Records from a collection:
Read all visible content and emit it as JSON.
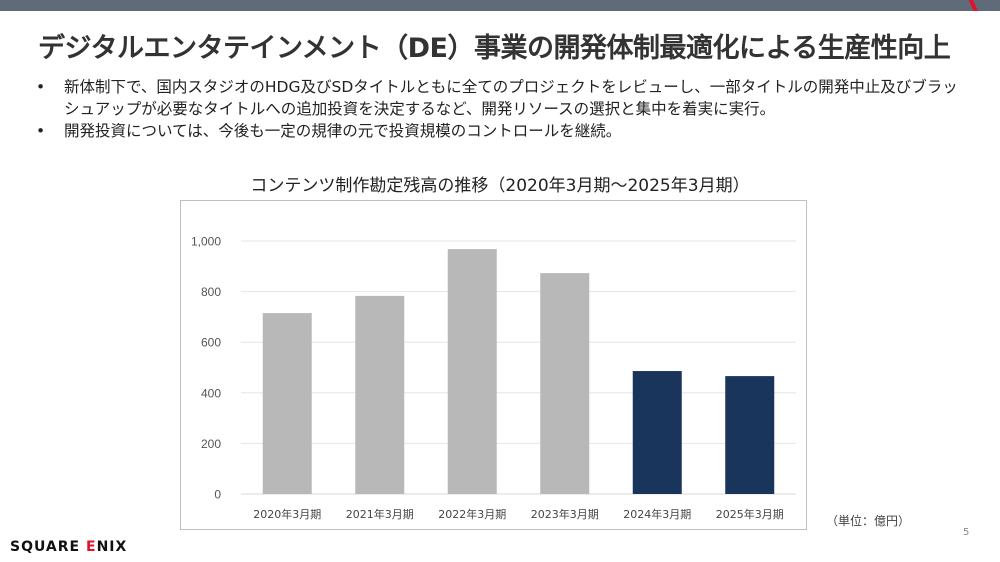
{
  "header": {
    "title": "デジタルエンタテインメント（DE）事業の開発体制最適化による生産性向上",
    "accent_color": "#e0132a",
    "bar_color": "#5f6b78"
  },
  "bullets": [
    "新体制下で、国内スタジオのHDG及びSDタイトルともに全てのプロジェクトをレビューし、一部タイトルの開発中止及びブラッシュアップが必要なタイトルへの追加投資を決定するなど、開発リソースの選択と集中を着実に実行。",
    "開発投資については、今後も一定の規律の元で投資規模のコントロールを継続。"
  ],
  "bullet_symbol": "•",
  "chart_data": {
    "type": "bar",
    "title": "コンテンツ制作勘定残高の推移（2020年3月期～2025年3月期）",
    "categories": [
      "2020年3月期",
      "2021年3月期",
      "2022年3月期",
      "2023年3月期",
      "2024年3月期",
      "2025年3月期"
    ],
    "values": [
      715,
      783,
      968,
      873,
      486,
      466
    ],
    "colors": [
      "#b8b8b8",
      "#b8b8b8",
      "#b8b8b8",
      "#b8b8b8",
      "#1a355b",
      "#1a355b"
    ],
    "xlabel": "",
    "ylabel": "",
    "ylim": [
      0,
      1000
    ],
    "yticks": [
      0,
      200,
      400,
      600,
      800,
      1000
    ],
    "ytick_labels": [
      "0",
      "200",
      "400",
      "600",
      "800",
      "1,000"
    ],
    "grid": true,
    "unit_note": "（単位：億円）"
  },
  "footer": {
    "page_number": "5",
    "logo_text_a": "SQUARE ",
    "logo_text_e": "E",
    "logo_text_b": "NIX"
  }
}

* _INSTRUCTIONS FOR THE TASK_: In the listing above, find the lines holding the word "title" and copy them.

* _RESPONSE BELOW_:
    "title": "デジタルエンタテインメント（DE）事業の開発体制最適化による生産性向上",
    "title": "コンテンツ制作勘定残高の推移（2020年3月期～2025年3月期）",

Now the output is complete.